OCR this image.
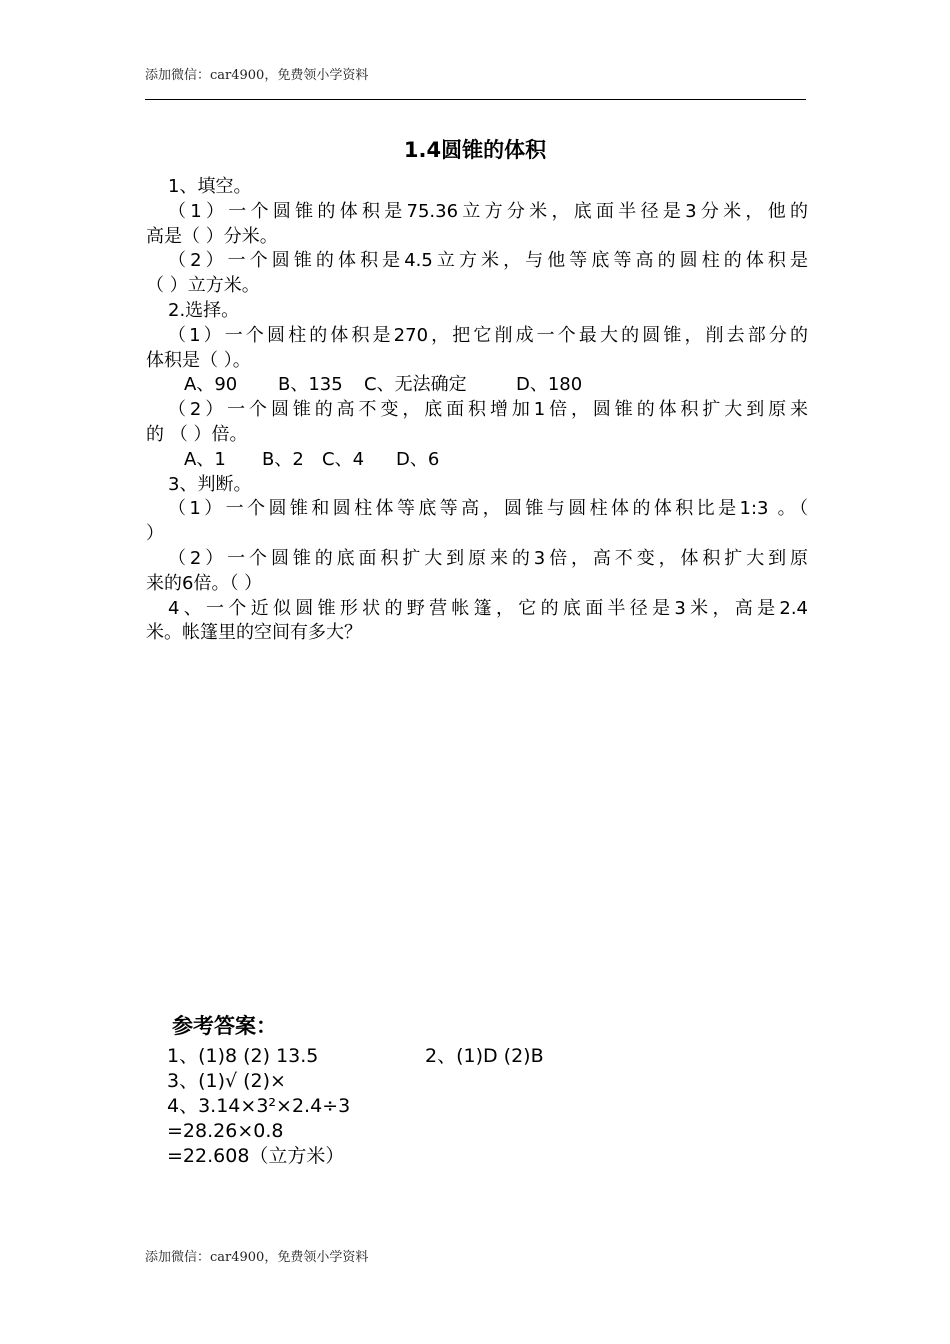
添加微信：car4900，免费领小学资料
1.4圆锥的体积
1、填空。
（1）一个圆锥的体积是75.36立方分米，底面半径是3分米，他的
高是（ ）分米。
（2）一个圆锥的体积是4.5立方米，与他等底等高的圆柱的体积是
（ ）立方米。
2.选择。
（1）一个圆柱的体积是270，把它削成一个最大的圆锥，削去部分的
体积是（ ）。
A、90 B、135 C、无法确定	D、180
（2）一个圆锥的高不变，底面积增加1倍，圆锥的体积扩大到原来
的 （ ）倍。
A、1 B、2 C、4 D、6
3、判断。
（1）一个圆锥和圆柱体等底等高，圆锥与圆柱体的体积比是1:3 。（
）
（2）一个圆锥的底面积扩大到原来的3倍，高不变，体积扩大到原
来的6倍。（ ）
4、一个近似圆锥形状的野营帐篷，它的底面半径是3米，高是2.4
米。帐篷里的空间有多大？
参考答案：
1、(1)8 (2) 13.5	2、(1)D (2)B
3、(1)√ (2)×
4、3.14×3²×2.4÷3
=28.26×0.8
=22.608（立方米）
添加微信：car4900，免费领小学资料
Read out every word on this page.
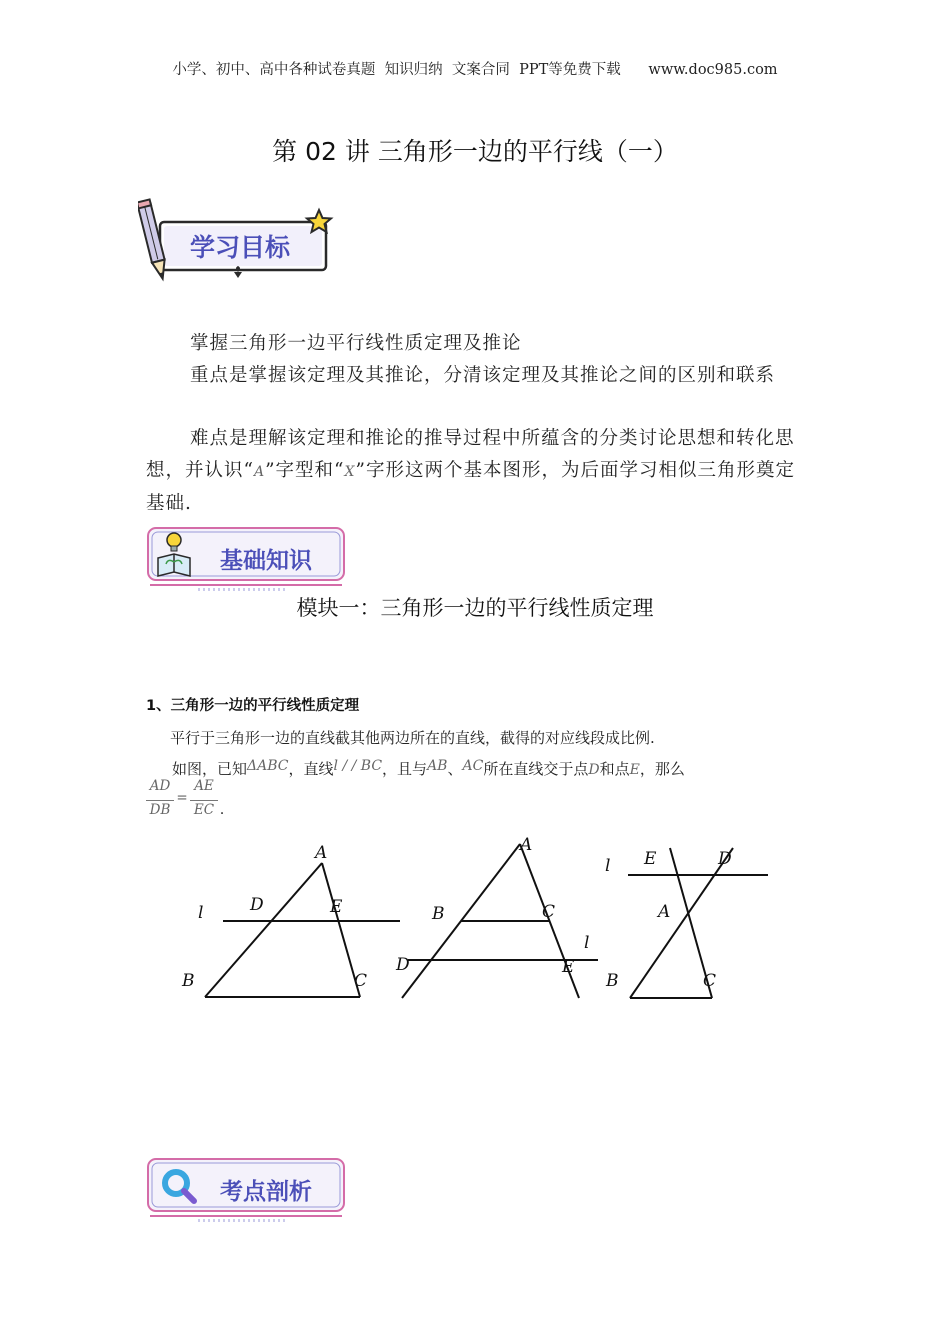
小学、初中、高中各种试卷真题  知识归纳  文案合同  PPT等免费下载      www.doc985.com
第 02 讲 三角形一边的平行线（一）
学习目标
掌握三角形一边平行线性质定理及推论
重点是掌握该定理及其推论，分清该定理及其推论之间的区别和联系
难点是理解该定理和推论的推导过程中所蕴含的分类讨论思想和转化思想，并认识“A”字型和“X”字形这两个基本图形，为后面学习相似三角形奠定基础.
基础知识
模块一：三角形一边的平行线性质定理
1、三角形一边的平行线性质定理
平行于三角形一边的直线截其他两边所在的直线，截得的对应线段成比例.
如图，已知ΔABC，直线l / / BC，且与AB、AC所在直线交于点D和点E，那么
AD
DB
=
AE
EC .
A
D	E
l
B	C
A
B	C
l
D	E
l E	D
A
B	C
考点剖析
────────
### Exercise description
Write the records out again in full, exactly, and skip every picture.

### Exercise solution
OCR this image.
添加微信：car4900，免费领小学资料
1.4圆锥的体积
1、填空。
（1）一个圆锥的体积是75.36立方分米，底面半径是3分米，他的
高是（ ）分米。
（2）一个圆锥的体积是4.5立方米，与他等底等高的圆柱的体积是
（ ）立方米。
2.选择。
（1）一个圆柱的体积是270，把它削成一个最大的圆锥，削去部分的
体积是（ ）。
A、90 B、135 C、无法确定	D、180
（2）一个圆锥的高不变，底面积增加1倍，圆锥的体积扩大到原来
的 （ ）倍。
A、1 B、2 C、4 D、6
3、判断。
（1）一个圆锥和圆柱体等底等高，圆锥与圆柱体的体积比是1:3 。（
）
（2）一个圆锥的底面积扩大到原来的3倍，高不变，体积扩大到原
来的6倍。（ ）
4、一个近似圆锥形状的野营帐篷，它的底面半径是3米，高是2.4
米。帐篷里的空间有多大？
参考答案：
1、(1)8 (2) 13.5	2、(1)D (2)B
3、(1)√ (2)×
4、3.14×3²×2.4÷3
=28.26×0.8
=22.608（立方米）
添加微信：car4900，免费领小学资料
Read out every word on this page.
小学、初中、高中各种试卷真题  知识归纳  文案合同  PPT等免费下载      www.doc985.com
第 02 讲 三角形一边的平行线（一）
学习目标
掌握三角形一边平行线性质定理及推论
重点是掌握该定理及其推论，分清该定理及其推论之间的区别和联系
难点是理解该定理和推论的推导过程中所蕴含的分类讨论思想和转化思想，并认识“A”字型和“X”字形这两个基本图形，为后面学习相似三角形奠定基础.
基础知识
模块一：三角形一边的平行线性质定理
1、三角形一边的平行线性质定理
平行于三角形一边的直线截其他两边所在的直线，截得的对应线段成比例.
如图，已知ΔABC，直线l / / BC，且与AB、AC所在直线交于点D和点E，那么
AD
DB
=
AE
EC .
A
D	E
l
B	C
A
B	C
l
D	E
l E	D
A
B	C
考点剖析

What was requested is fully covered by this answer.